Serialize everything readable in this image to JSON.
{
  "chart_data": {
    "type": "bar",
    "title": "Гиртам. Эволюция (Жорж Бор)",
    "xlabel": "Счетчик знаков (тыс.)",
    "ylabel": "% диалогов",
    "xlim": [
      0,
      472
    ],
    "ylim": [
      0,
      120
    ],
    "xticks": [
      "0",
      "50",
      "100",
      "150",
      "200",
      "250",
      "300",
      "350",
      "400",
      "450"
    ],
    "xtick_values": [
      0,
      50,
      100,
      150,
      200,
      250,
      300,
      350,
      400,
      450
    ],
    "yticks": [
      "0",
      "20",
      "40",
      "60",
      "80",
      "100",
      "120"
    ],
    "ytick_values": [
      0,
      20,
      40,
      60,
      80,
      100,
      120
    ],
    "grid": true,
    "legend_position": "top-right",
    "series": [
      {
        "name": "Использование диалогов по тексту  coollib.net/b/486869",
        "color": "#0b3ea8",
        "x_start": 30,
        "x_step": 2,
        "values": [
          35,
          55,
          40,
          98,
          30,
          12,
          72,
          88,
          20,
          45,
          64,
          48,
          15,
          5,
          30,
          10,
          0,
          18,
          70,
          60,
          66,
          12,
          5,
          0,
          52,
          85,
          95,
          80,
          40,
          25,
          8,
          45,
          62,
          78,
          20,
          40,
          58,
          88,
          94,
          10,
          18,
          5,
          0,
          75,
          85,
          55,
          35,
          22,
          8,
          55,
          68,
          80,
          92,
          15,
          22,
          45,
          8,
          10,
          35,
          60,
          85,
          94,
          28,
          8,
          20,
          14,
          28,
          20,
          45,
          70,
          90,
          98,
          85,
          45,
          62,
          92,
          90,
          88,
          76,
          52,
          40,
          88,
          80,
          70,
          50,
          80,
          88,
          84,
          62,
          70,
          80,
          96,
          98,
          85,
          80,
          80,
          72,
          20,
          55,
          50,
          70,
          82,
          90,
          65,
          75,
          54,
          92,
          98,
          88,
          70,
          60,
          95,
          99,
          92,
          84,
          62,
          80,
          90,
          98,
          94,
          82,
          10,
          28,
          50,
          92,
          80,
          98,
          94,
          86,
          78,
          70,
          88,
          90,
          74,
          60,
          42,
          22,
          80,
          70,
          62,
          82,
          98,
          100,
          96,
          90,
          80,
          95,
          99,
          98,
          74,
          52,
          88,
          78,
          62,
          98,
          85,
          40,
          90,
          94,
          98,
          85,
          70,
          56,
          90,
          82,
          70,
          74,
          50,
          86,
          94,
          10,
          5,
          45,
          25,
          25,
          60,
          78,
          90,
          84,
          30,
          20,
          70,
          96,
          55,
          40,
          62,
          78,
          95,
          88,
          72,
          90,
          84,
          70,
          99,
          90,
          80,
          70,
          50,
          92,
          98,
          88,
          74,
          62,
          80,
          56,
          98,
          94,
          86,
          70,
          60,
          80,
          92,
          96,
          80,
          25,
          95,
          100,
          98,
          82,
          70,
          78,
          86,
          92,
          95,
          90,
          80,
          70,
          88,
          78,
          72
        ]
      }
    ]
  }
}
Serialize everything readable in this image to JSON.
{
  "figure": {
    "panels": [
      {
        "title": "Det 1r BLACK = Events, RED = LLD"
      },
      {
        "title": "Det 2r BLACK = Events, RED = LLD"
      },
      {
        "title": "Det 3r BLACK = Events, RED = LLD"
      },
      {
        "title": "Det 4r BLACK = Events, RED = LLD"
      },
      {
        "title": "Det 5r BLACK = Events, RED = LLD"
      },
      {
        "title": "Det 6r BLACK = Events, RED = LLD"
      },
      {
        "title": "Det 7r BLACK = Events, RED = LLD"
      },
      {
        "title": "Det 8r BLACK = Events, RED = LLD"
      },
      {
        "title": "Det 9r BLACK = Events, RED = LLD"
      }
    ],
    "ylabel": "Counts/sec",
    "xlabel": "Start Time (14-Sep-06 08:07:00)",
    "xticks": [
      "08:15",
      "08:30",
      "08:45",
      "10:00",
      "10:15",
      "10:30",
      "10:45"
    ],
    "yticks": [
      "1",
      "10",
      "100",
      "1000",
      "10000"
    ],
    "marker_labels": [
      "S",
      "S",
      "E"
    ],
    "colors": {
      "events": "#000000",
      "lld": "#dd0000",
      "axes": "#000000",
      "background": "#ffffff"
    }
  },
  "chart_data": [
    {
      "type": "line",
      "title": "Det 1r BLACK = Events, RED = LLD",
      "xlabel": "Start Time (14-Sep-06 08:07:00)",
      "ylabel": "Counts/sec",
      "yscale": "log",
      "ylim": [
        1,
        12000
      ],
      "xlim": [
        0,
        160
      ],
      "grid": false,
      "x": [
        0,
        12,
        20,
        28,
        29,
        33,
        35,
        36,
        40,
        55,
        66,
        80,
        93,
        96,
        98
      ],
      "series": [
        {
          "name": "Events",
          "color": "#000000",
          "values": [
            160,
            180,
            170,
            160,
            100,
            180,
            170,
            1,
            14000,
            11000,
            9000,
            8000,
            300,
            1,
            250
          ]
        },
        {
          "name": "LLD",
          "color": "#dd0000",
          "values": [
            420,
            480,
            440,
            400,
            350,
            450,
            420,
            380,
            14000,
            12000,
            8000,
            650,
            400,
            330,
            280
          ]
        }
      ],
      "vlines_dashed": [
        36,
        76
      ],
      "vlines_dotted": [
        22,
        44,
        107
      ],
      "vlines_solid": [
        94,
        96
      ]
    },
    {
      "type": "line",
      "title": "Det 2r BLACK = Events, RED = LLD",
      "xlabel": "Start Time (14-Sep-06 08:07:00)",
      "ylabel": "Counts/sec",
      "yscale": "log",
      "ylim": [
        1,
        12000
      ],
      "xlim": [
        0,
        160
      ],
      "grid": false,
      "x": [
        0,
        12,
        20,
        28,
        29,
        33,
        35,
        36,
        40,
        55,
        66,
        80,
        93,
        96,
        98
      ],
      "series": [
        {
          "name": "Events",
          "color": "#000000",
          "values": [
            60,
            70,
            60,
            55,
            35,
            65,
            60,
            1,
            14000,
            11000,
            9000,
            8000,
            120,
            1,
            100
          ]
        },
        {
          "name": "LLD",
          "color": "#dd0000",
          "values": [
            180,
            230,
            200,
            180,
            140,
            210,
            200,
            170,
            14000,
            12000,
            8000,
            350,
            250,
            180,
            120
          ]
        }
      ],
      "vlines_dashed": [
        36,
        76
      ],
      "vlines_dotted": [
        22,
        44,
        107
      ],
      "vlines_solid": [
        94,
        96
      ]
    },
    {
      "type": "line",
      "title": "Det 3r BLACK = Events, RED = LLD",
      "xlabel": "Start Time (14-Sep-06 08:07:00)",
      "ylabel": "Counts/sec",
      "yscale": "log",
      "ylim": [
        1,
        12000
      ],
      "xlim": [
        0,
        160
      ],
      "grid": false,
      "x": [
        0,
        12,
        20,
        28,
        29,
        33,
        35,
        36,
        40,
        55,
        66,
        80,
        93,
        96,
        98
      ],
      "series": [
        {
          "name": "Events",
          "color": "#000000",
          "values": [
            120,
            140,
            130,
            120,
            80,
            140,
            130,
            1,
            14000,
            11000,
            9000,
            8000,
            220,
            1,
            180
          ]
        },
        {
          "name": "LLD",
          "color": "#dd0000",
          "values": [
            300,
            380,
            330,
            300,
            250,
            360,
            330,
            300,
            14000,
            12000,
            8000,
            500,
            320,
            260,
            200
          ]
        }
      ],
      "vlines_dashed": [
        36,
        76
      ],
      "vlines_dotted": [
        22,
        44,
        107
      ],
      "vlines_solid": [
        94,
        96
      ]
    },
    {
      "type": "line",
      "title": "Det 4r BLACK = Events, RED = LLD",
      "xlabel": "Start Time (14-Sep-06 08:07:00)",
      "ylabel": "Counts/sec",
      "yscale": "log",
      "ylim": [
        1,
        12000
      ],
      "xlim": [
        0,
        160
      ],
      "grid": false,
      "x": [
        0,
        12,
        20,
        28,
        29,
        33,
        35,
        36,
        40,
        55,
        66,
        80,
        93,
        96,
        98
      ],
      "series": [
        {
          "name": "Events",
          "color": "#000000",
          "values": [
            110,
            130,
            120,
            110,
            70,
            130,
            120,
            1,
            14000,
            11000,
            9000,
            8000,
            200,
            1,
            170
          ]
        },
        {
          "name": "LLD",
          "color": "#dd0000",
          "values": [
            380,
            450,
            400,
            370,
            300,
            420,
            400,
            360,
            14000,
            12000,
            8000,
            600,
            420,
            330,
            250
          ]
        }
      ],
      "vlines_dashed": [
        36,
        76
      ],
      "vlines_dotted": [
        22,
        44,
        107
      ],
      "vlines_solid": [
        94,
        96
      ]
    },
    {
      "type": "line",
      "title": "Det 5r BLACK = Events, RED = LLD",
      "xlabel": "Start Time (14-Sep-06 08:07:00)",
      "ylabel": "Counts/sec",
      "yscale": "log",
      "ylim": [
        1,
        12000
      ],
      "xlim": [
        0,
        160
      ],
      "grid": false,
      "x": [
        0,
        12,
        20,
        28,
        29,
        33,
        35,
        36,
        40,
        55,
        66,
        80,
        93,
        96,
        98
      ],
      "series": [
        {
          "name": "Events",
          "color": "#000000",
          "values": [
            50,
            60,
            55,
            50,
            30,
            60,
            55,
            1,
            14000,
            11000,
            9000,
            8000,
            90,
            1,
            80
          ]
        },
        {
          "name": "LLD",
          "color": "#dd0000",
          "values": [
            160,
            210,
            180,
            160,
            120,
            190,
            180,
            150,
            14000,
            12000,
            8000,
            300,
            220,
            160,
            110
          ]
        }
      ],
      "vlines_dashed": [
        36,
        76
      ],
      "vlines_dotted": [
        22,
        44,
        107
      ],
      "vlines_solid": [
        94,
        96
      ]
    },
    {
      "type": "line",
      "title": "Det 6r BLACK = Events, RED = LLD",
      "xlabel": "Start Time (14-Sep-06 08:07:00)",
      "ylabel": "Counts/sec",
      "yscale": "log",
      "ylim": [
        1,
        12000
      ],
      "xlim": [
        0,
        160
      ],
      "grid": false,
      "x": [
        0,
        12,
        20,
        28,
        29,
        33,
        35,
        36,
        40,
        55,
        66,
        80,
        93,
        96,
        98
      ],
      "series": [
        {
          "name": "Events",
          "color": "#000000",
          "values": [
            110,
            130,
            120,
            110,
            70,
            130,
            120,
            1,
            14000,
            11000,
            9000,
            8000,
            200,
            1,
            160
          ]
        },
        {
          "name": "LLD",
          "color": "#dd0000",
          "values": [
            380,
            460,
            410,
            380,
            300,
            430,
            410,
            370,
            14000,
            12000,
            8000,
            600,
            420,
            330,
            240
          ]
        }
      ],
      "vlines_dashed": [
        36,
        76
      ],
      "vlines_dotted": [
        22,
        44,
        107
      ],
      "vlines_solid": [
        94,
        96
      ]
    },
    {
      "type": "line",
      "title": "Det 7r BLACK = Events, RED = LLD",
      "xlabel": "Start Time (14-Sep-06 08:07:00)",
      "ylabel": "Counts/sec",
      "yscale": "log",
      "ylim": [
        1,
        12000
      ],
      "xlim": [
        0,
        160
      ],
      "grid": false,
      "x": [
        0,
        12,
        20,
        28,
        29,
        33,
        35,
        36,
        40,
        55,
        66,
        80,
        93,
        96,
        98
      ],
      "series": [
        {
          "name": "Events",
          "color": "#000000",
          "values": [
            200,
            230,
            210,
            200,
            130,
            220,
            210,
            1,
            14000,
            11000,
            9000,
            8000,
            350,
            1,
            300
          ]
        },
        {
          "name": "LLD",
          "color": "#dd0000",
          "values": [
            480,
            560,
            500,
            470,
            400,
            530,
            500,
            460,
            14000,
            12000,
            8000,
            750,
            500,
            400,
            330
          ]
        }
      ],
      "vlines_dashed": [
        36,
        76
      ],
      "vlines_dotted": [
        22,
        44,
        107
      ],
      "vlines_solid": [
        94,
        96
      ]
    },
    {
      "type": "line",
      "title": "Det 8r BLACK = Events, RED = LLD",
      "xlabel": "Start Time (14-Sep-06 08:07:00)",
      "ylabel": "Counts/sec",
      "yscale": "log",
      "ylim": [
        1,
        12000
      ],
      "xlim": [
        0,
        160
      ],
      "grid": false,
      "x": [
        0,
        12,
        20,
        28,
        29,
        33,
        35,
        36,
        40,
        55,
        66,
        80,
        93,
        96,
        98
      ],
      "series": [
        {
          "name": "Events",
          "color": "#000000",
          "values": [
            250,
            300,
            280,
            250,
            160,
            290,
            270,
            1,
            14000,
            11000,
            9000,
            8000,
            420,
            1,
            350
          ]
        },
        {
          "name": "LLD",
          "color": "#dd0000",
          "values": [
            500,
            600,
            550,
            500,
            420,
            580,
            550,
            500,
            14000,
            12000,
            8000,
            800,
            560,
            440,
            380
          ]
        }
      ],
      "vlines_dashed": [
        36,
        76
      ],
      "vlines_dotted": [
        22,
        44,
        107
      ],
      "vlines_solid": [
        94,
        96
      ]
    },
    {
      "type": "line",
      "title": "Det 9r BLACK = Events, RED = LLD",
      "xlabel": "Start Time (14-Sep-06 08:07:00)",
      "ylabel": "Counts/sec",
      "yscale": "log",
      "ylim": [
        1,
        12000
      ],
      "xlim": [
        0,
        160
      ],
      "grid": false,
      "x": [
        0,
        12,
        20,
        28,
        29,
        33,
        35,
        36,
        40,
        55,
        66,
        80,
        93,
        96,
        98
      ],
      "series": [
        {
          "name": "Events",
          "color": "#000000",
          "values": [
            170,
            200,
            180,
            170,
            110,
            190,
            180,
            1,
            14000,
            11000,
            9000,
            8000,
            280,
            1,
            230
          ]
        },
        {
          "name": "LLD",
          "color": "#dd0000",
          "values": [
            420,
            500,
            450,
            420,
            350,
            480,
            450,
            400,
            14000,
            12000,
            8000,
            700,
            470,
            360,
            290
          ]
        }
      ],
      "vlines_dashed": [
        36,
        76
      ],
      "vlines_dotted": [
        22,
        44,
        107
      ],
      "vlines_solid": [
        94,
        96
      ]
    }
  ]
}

• _YOUR INSTRUCTIONS_: Count the lines of the material that include the word "диалогов", then state only the total.

• _THE COMPLETED TASK_: 2